AIM: Select the lines that hold the word "故C正确" and copy each one.
[PROVIDED ENTRIES start]
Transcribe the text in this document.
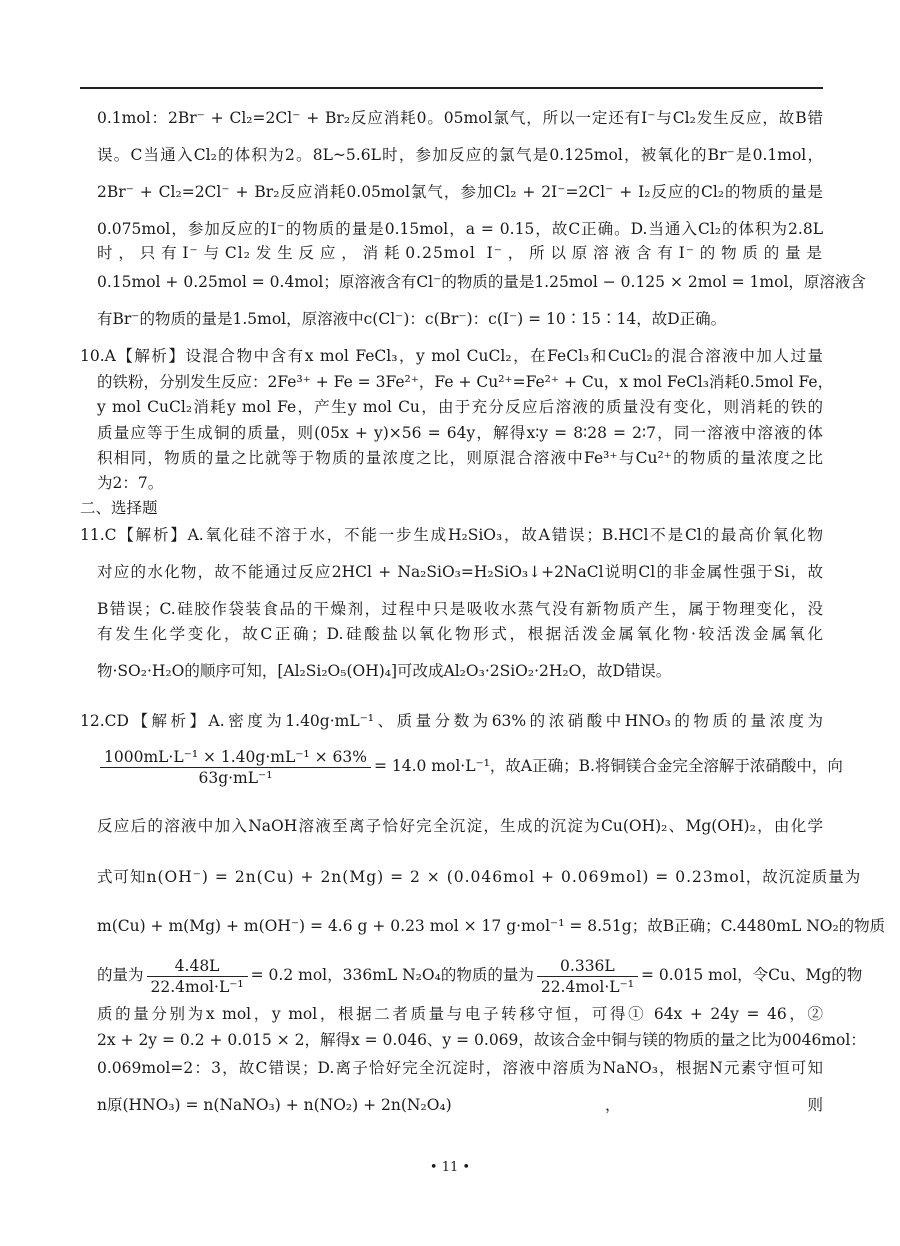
0.1mol：2Br⁻ + Cl₂=2Cl⁻ + Br₂反应消耗0。05mol氯气，所以一定还有I⁻与Cl₂发生反应，故B错
误。C当通入Cl₂的体积为2。8L~5.6L时，参加反应的氯气是0.125mol，被氧化的Br⁻是0.1mol，
2Br⁻ + Cl₂=2Cl⁻ + Br₂反应消耗0.05mol氯气，参加Cl₂ + 2I⁻=2Cl⁻ + I₂反应的Cl₂的物质的量是
0.075mol，参加反应的I⁻的物质的量是0.15mol，a = 0.15，故C正确。D.当通入Cl₂的体积为2.8L
时，只有I⁻与Cl₂发生反应，消耗0.25mol I⁻，所以原溶液含有I⁻的物质的量是
0.15mol + 0.25mol = 0.4mol；原溶液含有Cl⁻的物质的量是1.25mol − 0.125 × 2mol = 1mol，原溶液含
有Br⁻的物质的量是1.5mol，原溶液中c(Cl⁻)：c(Br⁻)：c(I⁻) = 10∶15∶14，故D正确。
10.A【解析】设混合物中含有x mol FeCl₃，y mol CuCl₂，在FeCl₃和CuCl₂的混合溶液中加人过量
的铁粉，分别发生反应：2Fe³⁺ + Fe = 3Fe²⁺，Fe + Cu²⁺=Fe²⁺ + Cu，x mol FeCl₃消耗0.5mol Fe，
y mol CuCl₂消耗y mol Fe，产生y mol Cu，由于充分反应后溶液的质量没有变化，则消耗的铁的
质量应等于生成铜的质量，则(05x + y)×56 = 64y，解得x∶y = 8∶28 = 2∶7，同一溶液中溶液的体
积相同，物质的量之比就等于物质的量浓度之比，则原混合溶液中Fe³⁺与Cu²⁺的物质的量浓度之比
为2：7。
二、选择题
11.C【解析】A.氧化硅不溶于水，不能一步生成H₂SiO₃，故A错误；B.HCl不是Cl的最高价氧化物
对应的水化物，故不能通过反应2HCl + Na₂SiO₃=H₂SiO₃↓+2NaCl说明Cl的非金属性强于Si，故
B错误；C.硅胶作袋装食品的干燥剂，过程中只是吸收水蒸气没有新物质产生，属于物理变化，没
有发生化学变化，故C正确；D.硅酸盐以氧化物形式，根据活泼金属氧化物·较活泼金属氧化
物·SO₂·H₂O的顺序可知，[Al₂Si₂O₅(OH)₄]可改成Al₂O₃·2SiO₂·2H₂O，故D错误。
12.CD【解析】A.密度为1.40g·mL⁻¹、质量分数为63%的浓硝酸中HNO₃的物质的量浓度为
$\frac{\text{1000mL·L⁻¹ × 1.40g·mL⁻¹ × 63\%}}{\text{63g·mL⁻¹}} = 14.0$ mol·L⁻¹，故A正确；B.将铜镁合金完全溶解于浓硝酸中，向
反应后的溶液中加入NaOH溶液至离子恰好完全沉淀，生成的沉淀为Cu(OH)₂、Mg(OH)₂，由化学
式可知n(OH⁻) = 2n(Cu) + 2n(Mg) = 2 × (0.046mol + 0.069mol) = 0.23mol，故沉淀质量为
m(Cu) + m(Mg) + m(OH⁻) = 4.6 g + 0.23 mol × 17 g·mol⁻¹ = 8.51g；故B正确；C.4480mL NO₂的物质
的量为 $\frac{4.48L}{\text{22.4mol·L⁻¹}} = 0.2$ mol，336mL N₂O₄的物质的量为 $\frac{0.336L}{\text{22.4mol·L⁻¹}} = 0.015$ mol，令Cu、Mg的物
质的量分别为x mol，y mol，根据二者质量与电子转移守恒，可得① 64x + 24y = 46，②
2x + 2y = 0.2 + 0.015 × 2，解得x = 0.046、y = 0.069，故该合金中铜与镁的物质的量之比为0046mol：
0.069mol=2：3，故C错误；D.离子恰好完全沉淀时，溶液中溶质为NaNO₃，根据N元素守恒可知
n原(HNO₃) = n(NaNO₃) + n(NO₂) + 2n(N₂O₄)	，	则
• 11 •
[PROVIDED ENTRIES end]
RESULT OF THE TASK:
0.075mol，参加反应的I⁻的物质的量是0.15mol，a = 0.15，故C正确。D.当通入Cl₂的体积为2.8L
有发生化学变化，故C正确；D.硅酸盐以氧化物形式，根据活泼金属氧化物·较活泼金属氧化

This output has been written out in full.